● **Input records**:
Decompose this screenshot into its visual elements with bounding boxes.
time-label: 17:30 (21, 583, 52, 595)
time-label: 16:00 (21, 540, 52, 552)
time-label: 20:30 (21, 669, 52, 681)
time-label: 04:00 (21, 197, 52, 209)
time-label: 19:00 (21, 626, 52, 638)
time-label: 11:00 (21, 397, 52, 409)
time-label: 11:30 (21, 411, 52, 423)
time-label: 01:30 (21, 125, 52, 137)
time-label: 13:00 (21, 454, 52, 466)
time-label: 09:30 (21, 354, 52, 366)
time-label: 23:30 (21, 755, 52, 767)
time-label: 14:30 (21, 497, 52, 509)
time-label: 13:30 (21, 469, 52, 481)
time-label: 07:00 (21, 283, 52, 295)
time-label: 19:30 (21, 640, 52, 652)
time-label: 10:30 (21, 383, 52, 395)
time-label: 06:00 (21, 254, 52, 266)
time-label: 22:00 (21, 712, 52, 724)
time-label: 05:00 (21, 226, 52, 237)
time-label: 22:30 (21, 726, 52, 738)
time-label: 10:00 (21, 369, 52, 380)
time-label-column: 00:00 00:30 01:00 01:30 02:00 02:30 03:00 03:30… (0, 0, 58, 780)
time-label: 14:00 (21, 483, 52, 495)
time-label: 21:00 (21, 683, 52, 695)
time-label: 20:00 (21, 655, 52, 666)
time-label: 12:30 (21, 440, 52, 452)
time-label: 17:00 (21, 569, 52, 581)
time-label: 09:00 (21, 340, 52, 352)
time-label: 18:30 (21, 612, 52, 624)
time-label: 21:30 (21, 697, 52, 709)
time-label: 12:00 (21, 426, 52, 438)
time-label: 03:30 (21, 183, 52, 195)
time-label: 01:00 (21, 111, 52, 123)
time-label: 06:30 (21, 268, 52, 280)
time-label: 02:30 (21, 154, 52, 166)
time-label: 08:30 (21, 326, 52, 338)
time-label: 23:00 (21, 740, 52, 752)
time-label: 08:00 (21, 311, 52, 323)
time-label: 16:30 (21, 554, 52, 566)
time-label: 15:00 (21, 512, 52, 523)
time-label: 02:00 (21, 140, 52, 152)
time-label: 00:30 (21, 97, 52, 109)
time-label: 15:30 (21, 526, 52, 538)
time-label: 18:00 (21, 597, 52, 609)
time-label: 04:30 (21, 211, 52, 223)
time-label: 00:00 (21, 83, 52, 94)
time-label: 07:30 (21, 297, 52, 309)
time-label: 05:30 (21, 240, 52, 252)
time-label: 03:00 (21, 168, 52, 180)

● **Task brief**:
Can you turn the items above into a Markdown table with the columns Row and Line? Start with the first line and continue through the line with "time-label: 00:30 (21, 97, 52, 109)", including both ends, giving each line its own row number and leaving out blank lines.

● **Task output**:
| Row | Line |
|---|---|
| 1 | Decompose this screenshot into its visual elements with bounding boxes. |
| 2 | time-label: 17:30 (21, 583, 52, 595) |
| 3 | time-label: 16:00 (21, 540, 52, 552) |
| 4 | time-label: 20:30 (21, 669, 52, 681) |
| 5 | time-label: 04:00 (21, 197, 52, 209) |
| 6 | time-label: 19:00 (21, 626, 52, 638) |
| 7 | time-label: 11:00 (21, 397, 52, 409) |
| 8 | time-label: 11:30 (21, 411, 52, 423) |
| 9 | time-label: 01:30 (21, 125, 52, 137) |
| 10 | time-label: 13:00 (21, 454, 52, 466) |
| 11 | time-label: 09:30 (21, 354, 52, 366) |
| 12 | time-label: 23:30 (21, 755, 52, 767) |
| 13 | time-label: 14:30 (21, 497, 52, 509) |
| 14 | time-label: 13:30 (21, 469, 52, 481) |
| 15 | time-label: 07:00 (21, 283, 52, 295) |
| 16 | time-label: 19:30 (21, 640, 52, 652) |
| 17 | time-label: 10:30 (21, 383, 52, 395) |
| 18 | time-label: 06:00 (21, 254, 52, 266) |
| 19 | time-label: 22:00 (21, 712, 52, 724) |
| 20 | time-label: 05:00 (21, 226, 52, 237) |
| 21 | time-label: 22:30 (21, 726, 52, 738) |
| 22 | time-label: 10:00 (21, 369, 52, 380) |
| 23 | time-label-column: 00:00 00:30 01:00 01:30 02:00 02:30 03:00 03:30… (0, 0, 58, 780) |
| 24 | time-label: 14:00 (21, 483, 52, 495) |
| 25 | time-label: 21:00 (21, 683, 52, 695) |
| 26 | time-label: 20:00 (21, 655, 52, 666) |
| 27 | time-label: 12:30 (21, 440, 52, 452) |
| 28 | time-label: 17:00 (21, 569, 52, 581) |
| 29 | time-label: 09:00 (21, 340, 52, 352) |
| 30 | time-label: 18:30 (21, 612, 52, 624) |
| 31 | time-label: 21:30 (21, 697, 52, 709) |
| 32 | time-label: 12:00 (21, 426, 52, 438) |
| 33 | time-label: 03:30 (21, 183, 52, 195) |
| 34 | time-label: 01:00 (21, 111, 52, 123) |
| 35 | time-label: 06:30 (21, 268, 52, 280) |
| 36 | time-label: 02:30 (21, 154, 52, 166) |
| 37 | time-label: 08:30 (21, 326, 52, 338) |
| 38 | time-label: 23:00 (21, 740, 52, 752) |
| 39 | time-label: 08:00 (21, 311, 52, 323) |
| 40 | time-label: 16:30 (21, 554, 52, 566) |
| 41 | time-label: 15:00 (21, 512, 52, 523) |
| 42 | time-label: 02:00 (21, 140, 52, 152) |
| 43 | time-label: 00:30 (21, 97, 52, 109) |